> TASK STATEMENT:
Reproduce the records below in full and exactly, without their images.

> EXERCISE MATERIALS:

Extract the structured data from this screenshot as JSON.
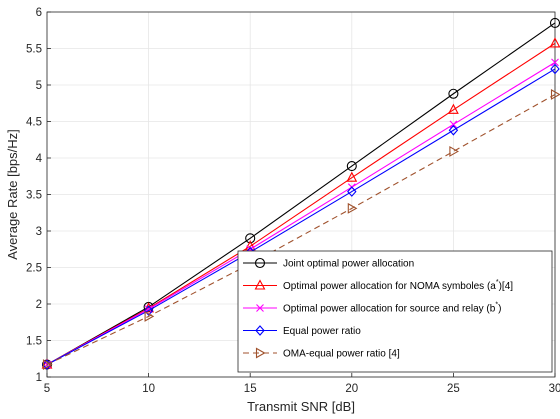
{
  "chart_data": {
    "type": "line",
    "xlabel": "Transmit SNR [dB]",
    "ylabel": "Average Rate [bps/Hz]",
    "xlim": [
      5,
      30
    ],
    "ylim": [
      1,
      6
    ],
    "xticks": [
      "5",
      "10",
      "15",
      "20",
      "25",
      "30"
    ],
    "yticks": [
      "1",
      "1.5",
      "2",
      "2.5",
      "3",
      "3.5",
      "4",
      "4.5",
      "5",
      "5.5",
      "6"
    ],
    "grid": true,
    "legend_position": "bottom-right",
    "x": [
      5,
      10,
      15,
      20,
      25,
      30
    ],
    "series": [
      {
        "name": "Joint optimal power allocation",
        "legend_main": "Joint optimal power allocation",
        "legend_sup": "",
        "legend_tail": "",
        "values": [
          1.17,
          1.96,
          2.9,
          3.89,
          4.88,
          5.85
        ],
        "color": "#000000",
        "marker": "circle",
        "dash": "solid"
      },
      {
        "name": "Optimal power allocation for NOMA symboles (a*)[4]",
        "legend_main": "Optimal power allocation for NOMA symboles (a",
        "legend_sup": "*",
        "legend_tail": ")[4]",
        "values": [
          1.17,
          1.94,
          2.79,
          3.73,
          4.66,
          5.57
        ],
        "color": "#ff0000",
        "marker": "triangle-up",
        "dash": "solid"
      },
      {
        "name": "Optimal power allocation for source and relay (b*)",
        "legend_main": "Optimal power allocation for source and relay (b",
        "legend_sup": "*",
        "legend_tail": ")",
        "values": [
          1.17,
          1.93,
          2.75,
          3.6,
          4.46,
          5.31
        ],
        "color": "#ff00ff",
        "marker": "x",
        "dash": "solid"
      },
      {
        "name": "Equal power ratio",
        "legend_main": "Equal power ratio",
        "legend_sup": "",
        "legend_tail": "",
        "values": [
          1.17,
          1.91,
          2.71,
          3.54,
          4.38,
          5.22
        ],
        "color": "#0000ff",
        "marker": "diamond",
        "dash": "solid"
      },
      {
        "name": "OMA-equal power ratio [4]",
        "legend_main": "OMA-equal power ratio [4]",
        "legend_sup": "",
        "legend_tail": "",
        "values": [
          1.17,
          1.83,
          2.55,
          3.31,
          4.09,
          4.87
        ],
        "color": "#a0522d",
        "marker": "triangle-right",
        "dash": "dashed"
      }
    ]
  }
}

> REPLY TO THE EXERCISE:
Extract the structured data from this screenshot as JSON.
{
  "chart_data": {
    "type": "line",
    "xlabel": "Transmit SNR [dB]",
    "ylabel": "Average Rate [bps/Hz]",
    "xlim": [
      5,
      30
    ],
    "ylim": [
      1,
      6
    ],
    "xticks": [
      "5",
      "10",
      "15",
      "20",
      "25",
      "30"
    ],
    "yticks": [
      "1",
      "1.5",
      "2",
      "2.5",
      "3",
      "3.5",
      "4",
      "4.5",
      "5",
      "5.5",
      "6"
    ],
    "grid": true,
    "legend_position": "bottom-right",
    "x": [
      5,
      10,
      15,
      20,
      25,
      30
    ],
    "series": [
      {
        "name": "Joint optimal power allocation",
        "legend_main": "Joint optimal power allocation",
        "legend_sup": "",
        "legend_tail": "",
        "values": [
          1.17,
          1.96,
          2.9,
          3.89,
          4.88,
          5.85
        ],
        "color": "#000000",
        "marker": "circle",
        "dash": "solid"
      },
      {
        "name": "Optimal power allocation for NOMA symboles (a*)[4]",
        "legend_main": "Optimal power allocation for NOMA symboles (a",
        "legend_sup": "*",
        "legend_tail": ")[4]",
        "values": [
          1.17,
          1.94,
          2.79,
          3.73,
          4.66,
          5.57
        ],
        "color": "#ff0000",
        "marker": "triangle-up",
        "dash": "solid"
      },
      {
        "name": "Optimal power allocation for source and relay (b*)",
        "legend_main": "Optimal power allocation for source and relay (b",
        "legend_sup": "*",
        "legend_tail": ")",
        "values": [
          1.17,
          1.93,
          2.75,
          3.6,
          4.46,
          5.31
        ],
        "color": "#ff00ff",
        "marker": "x",
        "dash": "solid"
      },
      {
        "name": "Equal power ratio",
        "legend_main": "Equal power ratio",
        "legend_sup": "",
        "legend_tail": "",
        "values": [
          1.17,
          1.91,
          2.71,
          3.54,
          4.38,
          5.22
        ],
        "color": "#0000ff",
        "marker": "diamond",
        "dash": "solid"
      },
      {
        "name": "OMA-equal power ratio [4]",
        "legend_main": "OMA-equal power ratio [4]",
        "legend_sup": "",
        "legend_tail": "",
        "values": [
          1.17,
          1.83,
          2.55,
          3.31,
          4.09,
          4.87
        ],
        "color": "#a0522d",
        "marker": "triangle-right",
        "dash": "dashed"
      }
    ]
  }
}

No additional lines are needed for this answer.